» What is needed
Would you pull out every line of the material that contains the string "sink"?

[Dataset rows]
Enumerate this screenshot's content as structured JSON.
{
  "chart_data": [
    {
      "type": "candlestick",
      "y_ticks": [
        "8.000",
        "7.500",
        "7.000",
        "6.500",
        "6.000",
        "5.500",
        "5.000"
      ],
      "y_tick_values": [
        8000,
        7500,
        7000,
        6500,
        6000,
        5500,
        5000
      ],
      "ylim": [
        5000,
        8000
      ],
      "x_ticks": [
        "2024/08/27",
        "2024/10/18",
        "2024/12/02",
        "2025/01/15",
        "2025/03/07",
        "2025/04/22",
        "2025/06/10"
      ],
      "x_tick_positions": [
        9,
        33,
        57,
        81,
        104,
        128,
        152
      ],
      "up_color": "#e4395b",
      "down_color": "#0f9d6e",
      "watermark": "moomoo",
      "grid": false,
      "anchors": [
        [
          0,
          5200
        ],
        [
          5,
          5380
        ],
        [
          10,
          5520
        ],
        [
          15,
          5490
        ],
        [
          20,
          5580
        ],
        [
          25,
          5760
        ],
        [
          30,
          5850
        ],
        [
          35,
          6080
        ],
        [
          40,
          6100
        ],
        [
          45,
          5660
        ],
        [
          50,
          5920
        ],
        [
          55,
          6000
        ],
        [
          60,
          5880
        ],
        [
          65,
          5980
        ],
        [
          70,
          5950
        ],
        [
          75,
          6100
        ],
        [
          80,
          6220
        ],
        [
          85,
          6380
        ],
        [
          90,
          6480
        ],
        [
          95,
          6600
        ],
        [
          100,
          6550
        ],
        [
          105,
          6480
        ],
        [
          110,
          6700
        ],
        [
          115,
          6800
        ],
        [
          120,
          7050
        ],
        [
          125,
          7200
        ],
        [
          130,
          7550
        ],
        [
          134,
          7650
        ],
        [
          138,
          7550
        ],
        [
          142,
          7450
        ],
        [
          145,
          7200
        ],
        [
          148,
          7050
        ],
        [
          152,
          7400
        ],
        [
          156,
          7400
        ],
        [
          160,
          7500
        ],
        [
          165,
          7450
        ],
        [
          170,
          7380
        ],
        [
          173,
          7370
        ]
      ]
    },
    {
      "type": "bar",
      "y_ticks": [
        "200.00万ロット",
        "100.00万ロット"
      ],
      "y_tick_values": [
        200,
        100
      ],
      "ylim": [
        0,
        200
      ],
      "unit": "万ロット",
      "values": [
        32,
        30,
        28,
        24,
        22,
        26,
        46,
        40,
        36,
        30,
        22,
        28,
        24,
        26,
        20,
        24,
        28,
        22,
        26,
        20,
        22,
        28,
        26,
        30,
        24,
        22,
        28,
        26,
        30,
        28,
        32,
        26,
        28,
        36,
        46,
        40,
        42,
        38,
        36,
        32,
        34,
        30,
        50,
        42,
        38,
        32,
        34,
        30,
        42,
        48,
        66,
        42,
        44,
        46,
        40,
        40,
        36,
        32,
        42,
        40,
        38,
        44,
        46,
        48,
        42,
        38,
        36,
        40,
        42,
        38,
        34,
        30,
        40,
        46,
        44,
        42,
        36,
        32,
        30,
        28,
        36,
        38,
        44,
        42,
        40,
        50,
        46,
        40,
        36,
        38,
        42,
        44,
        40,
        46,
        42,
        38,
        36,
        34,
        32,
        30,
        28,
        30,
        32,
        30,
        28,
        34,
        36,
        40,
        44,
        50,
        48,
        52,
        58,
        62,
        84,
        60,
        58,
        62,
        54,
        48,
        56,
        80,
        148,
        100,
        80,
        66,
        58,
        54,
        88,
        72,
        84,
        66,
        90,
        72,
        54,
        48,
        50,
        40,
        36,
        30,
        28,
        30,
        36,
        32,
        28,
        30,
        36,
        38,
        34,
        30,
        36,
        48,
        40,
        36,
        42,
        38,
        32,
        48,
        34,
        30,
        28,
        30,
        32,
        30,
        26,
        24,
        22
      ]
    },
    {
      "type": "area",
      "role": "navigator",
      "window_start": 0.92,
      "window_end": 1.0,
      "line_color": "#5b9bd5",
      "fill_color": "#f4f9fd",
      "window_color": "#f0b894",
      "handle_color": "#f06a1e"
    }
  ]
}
---
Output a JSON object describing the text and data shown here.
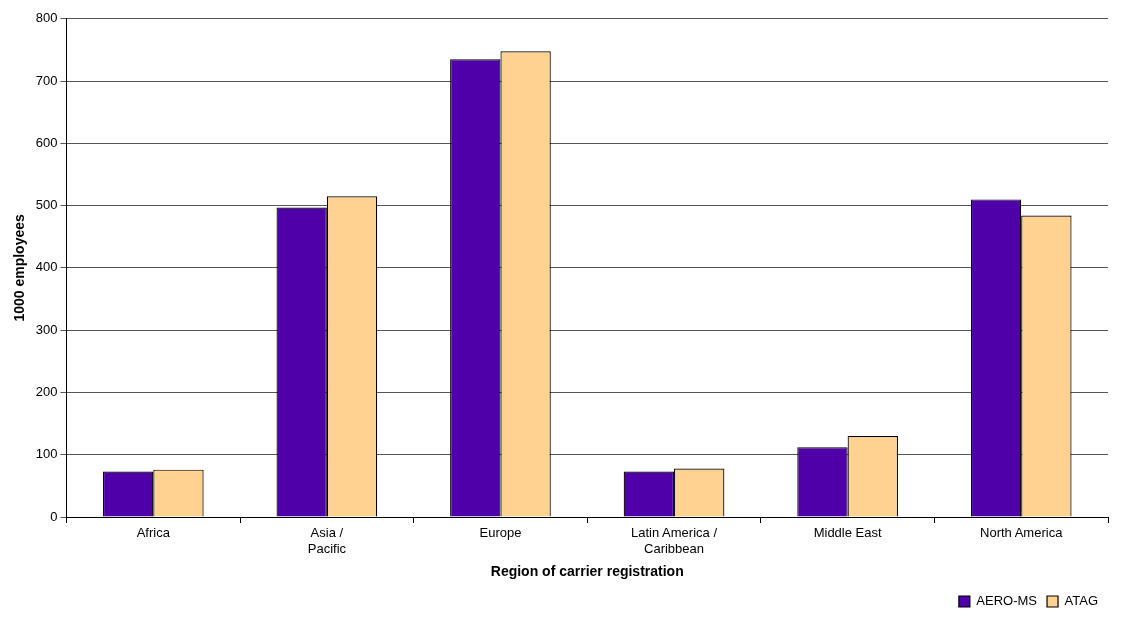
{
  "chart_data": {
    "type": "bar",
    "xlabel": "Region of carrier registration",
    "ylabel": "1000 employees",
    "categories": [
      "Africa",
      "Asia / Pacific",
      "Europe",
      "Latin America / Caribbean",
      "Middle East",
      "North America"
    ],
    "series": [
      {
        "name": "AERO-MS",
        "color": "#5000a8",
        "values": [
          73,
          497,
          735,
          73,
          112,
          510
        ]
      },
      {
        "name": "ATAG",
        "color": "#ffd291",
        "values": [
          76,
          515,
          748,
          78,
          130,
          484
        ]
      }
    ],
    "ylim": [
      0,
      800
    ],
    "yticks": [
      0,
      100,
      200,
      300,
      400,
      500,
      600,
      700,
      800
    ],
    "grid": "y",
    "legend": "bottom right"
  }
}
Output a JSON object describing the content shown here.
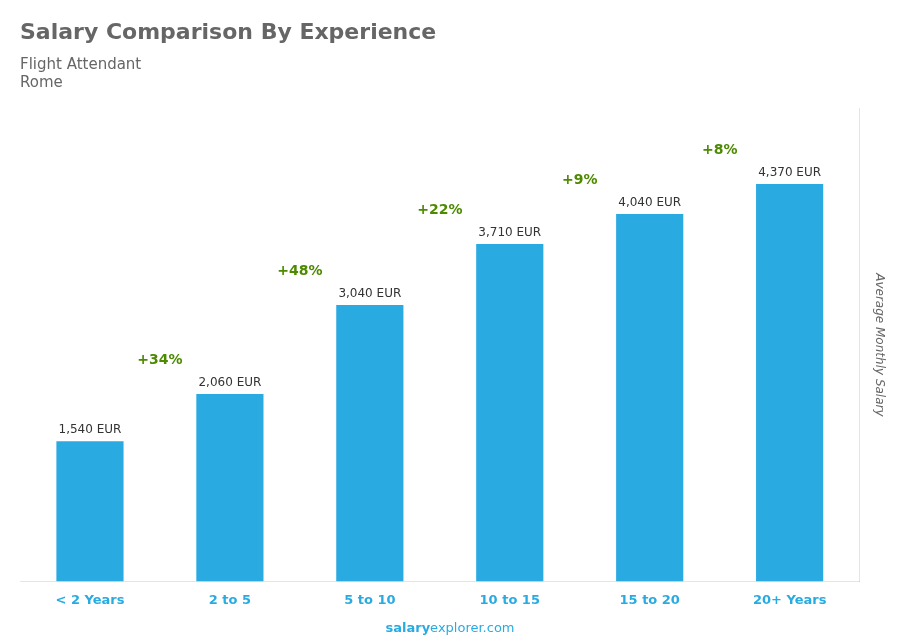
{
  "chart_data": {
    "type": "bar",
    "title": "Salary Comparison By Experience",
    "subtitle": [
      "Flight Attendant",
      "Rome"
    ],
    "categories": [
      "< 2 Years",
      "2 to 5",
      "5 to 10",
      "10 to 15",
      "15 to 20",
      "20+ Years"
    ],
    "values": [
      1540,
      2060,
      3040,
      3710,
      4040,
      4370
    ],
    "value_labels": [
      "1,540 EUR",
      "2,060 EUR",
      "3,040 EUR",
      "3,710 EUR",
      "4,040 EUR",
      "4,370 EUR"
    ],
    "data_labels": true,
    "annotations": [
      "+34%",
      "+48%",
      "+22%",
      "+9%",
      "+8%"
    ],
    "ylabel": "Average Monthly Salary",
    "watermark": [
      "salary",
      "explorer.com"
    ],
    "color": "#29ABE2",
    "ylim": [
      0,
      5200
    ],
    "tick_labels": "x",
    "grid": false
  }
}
* * *
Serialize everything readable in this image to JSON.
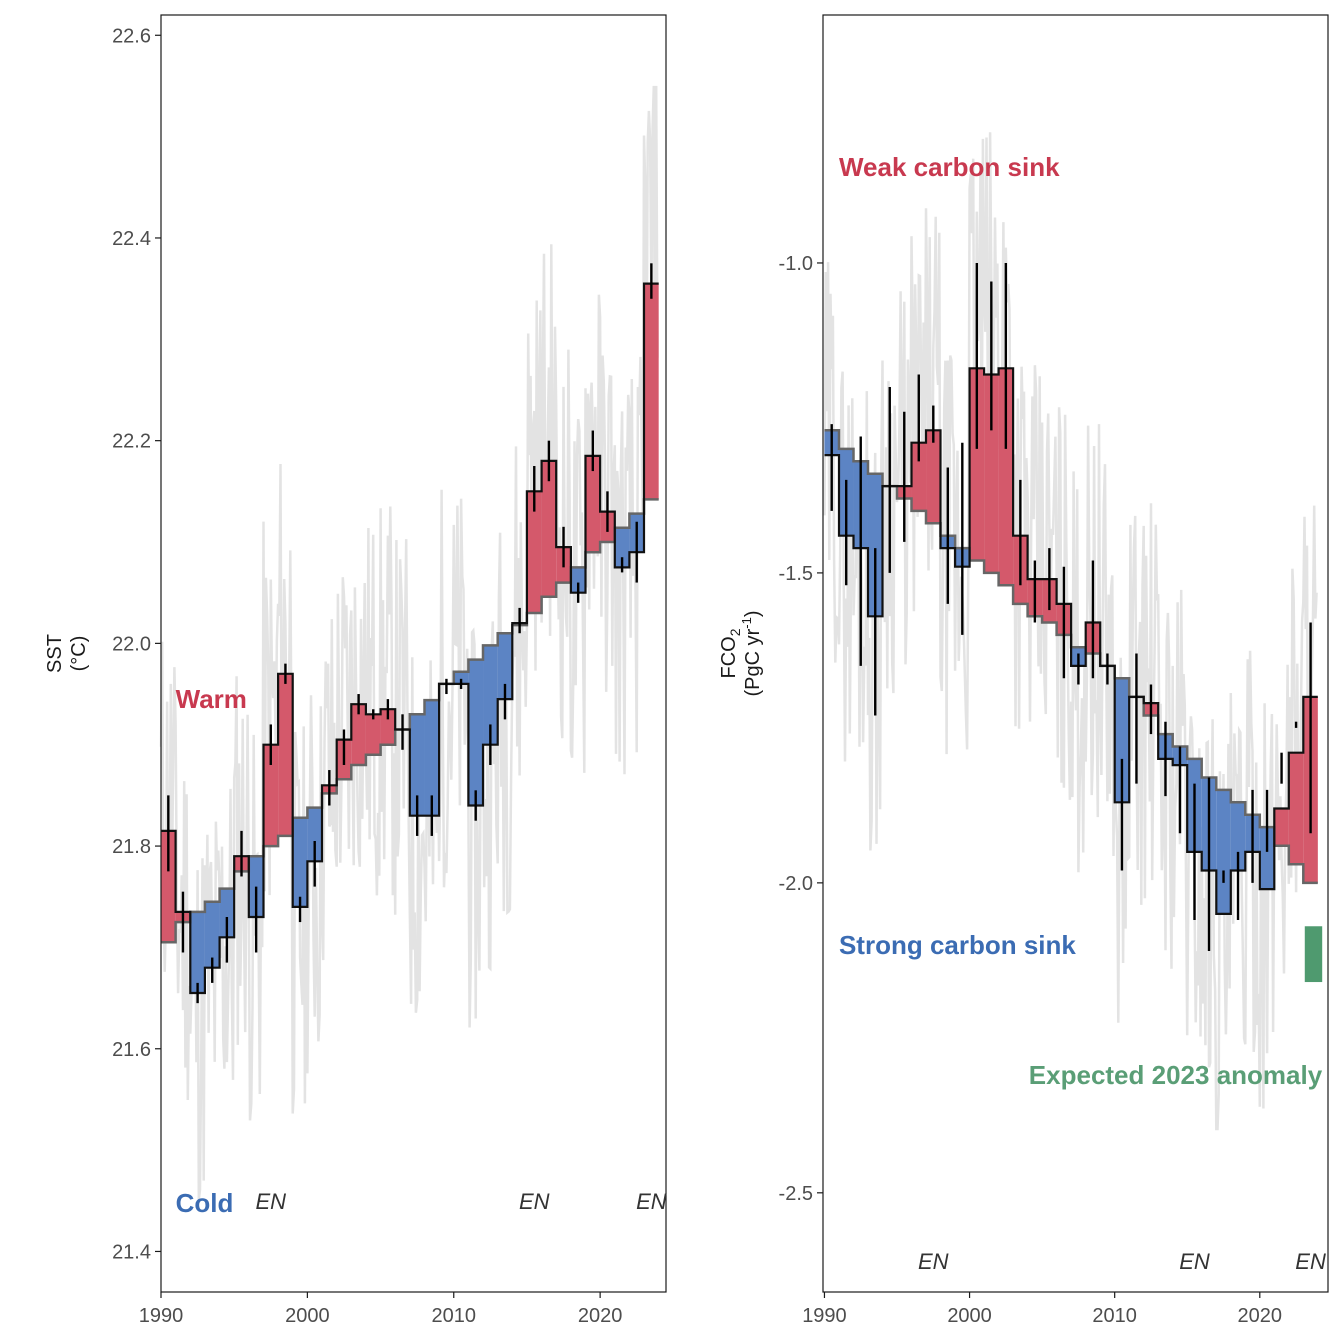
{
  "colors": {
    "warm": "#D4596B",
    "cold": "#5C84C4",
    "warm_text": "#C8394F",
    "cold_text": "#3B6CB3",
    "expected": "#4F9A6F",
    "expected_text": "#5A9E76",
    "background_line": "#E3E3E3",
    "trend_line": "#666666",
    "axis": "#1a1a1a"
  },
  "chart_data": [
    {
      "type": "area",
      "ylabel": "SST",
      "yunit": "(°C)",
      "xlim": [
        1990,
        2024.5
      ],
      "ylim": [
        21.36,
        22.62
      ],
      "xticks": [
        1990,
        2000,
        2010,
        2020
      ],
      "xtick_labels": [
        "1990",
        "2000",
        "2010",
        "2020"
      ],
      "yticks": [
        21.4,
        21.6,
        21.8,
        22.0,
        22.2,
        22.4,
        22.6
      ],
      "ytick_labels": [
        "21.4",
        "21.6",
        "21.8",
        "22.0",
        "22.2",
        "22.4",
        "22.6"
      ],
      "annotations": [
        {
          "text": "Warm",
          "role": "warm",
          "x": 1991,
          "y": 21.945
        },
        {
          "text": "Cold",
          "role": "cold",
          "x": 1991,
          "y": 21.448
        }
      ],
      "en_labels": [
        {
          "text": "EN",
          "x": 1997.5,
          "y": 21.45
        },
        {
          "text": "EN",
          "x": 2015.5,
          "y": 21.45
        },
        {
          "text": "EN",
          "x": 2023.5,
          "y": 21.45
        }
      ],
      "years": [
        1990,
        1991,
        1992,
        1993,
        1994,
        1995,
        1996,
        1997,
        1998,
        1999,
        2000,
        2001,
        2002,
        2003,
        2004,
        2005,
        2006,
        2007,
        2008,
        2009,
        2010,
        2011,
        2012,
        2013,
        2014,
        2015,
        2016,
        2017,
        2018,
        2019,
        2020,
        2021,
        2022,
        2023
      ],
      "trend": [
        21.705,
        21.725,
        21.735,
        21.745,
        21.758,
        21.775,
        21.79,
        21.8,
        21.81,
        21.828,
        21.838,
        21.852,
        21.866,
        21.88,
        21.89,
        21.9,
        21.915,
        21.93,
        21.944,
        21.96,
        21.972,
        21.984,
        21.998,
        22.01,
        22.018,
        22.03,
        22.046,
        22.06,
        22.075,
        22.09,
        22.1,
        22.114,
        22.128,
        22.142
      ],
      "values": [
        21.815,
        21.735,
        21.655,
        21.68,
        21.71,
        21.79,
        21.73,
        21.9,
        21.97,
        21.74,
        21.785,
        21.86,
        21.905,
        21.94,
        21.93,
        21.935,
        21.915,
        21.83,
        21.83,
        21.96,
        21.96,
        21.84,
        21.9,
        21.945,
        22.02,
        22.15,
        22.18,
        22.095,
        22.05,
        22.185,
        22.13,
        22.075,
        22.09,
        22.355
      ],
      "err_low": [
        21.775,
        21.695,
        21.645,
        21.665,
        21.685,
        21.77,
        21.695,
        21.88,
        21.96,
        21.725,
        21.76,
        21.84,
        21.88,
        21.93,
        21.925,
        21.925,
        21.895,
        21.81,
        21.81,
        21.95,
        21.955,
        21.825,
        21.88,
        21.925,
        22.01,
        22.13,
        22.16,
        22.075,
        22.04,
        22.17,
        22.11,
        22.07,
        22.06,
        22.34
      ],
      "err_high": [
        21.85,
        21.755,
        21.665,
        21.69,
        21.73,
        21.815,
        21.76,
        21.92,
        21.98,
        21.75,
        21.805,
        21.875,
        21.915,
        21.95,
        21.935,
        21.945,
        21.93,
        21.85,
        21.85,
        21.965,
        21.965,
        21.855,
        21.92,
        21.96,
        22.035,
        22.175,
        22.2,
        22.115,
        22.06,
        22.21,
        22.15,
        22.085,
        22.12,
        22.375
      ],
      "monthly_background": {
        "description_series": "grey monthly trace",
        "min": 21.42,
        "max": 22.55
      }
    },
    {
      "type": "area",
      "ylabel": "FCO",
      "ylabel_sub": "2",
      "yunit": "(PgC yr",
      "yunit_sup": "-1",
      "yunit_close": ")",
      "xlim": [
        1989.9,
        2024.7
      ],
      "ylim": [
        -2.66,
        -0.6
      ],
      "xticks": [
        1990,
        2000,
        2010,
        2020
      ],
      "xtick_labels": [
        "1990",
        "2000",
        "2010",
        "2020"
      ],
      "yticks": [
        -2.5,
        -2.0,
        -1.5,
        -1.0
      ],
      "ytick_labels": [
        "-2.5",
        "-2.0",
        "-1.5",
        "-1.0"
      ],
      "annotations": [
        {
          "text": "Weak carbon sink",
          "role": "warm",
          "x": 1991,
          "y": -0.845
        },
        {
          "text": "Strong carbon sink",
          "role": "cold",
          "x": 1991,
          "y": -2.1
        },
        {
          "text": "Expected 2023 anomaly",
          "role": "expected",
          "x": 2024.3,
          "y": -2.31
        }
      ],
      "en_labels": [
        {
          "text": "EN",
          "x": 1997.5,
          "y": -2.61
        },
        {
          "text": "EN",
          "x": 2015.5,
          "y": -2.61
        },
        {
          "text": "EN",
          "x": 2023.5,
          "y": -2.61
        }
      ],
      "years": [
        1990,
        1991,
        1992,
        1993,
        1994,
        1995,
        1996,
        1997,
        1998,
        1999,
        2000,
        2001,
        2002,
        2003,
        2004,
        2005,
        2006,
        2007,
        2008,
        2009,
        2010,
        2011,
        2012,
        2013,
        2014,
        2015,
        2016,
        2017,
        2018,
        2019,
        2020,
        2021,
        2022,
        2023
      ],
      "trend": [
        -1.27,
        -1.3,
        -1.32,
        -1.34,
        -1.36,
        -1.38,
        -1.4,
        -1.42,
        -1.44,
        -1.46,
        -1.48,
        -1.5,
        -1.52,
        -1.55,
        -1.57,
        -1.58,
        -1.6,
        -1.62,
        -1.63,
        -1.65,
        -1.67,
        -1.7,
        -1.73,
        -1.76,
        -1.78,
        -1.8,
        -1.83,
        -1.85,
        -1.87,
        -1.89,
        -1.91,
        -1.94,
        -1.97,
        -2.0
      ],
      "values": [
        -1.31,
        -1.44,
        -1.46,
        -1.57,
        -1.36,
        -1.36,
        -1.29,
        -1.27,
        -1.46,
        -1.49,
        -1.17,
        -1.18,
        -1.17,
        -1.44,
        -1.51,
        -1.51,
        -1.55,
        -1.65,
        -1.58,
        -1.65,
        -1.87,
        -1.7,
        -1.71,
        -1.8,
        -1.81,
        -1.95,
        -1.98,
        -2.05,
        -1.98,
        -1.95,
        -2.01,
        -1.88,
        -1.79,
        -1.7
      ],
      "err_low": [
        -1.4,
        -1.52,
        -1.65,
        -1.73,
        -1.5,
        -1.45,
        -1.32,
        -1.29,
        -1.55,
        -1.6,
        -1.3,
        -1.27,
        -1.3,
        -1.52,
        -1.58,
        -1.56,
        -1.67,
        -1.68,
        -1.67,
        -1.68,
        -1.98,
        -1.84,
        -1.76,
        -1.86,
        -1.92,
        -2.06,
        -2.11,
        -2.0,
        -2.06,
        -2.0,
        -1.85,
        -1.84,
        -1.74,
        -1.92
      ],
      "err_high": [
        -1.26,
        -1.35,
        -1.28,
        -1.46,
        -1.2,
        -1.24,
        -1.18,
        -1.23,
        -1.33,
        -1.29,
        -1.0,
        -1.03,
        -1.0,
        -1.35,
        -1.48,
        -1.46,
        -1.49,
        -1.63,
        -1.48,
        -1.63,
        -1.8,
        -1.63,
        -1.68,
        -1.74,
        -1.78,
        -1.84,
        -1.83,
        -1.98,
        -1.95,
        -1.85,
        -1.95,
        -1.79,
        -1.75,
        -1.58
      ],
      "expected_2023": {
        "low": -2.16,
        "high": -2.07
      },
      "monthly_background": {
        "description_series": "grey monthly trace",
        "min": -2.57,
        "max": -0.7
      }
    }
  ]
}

» Response for this exercise
          "text": "Weak carbon sink",
          "text": "Strong carbon sink",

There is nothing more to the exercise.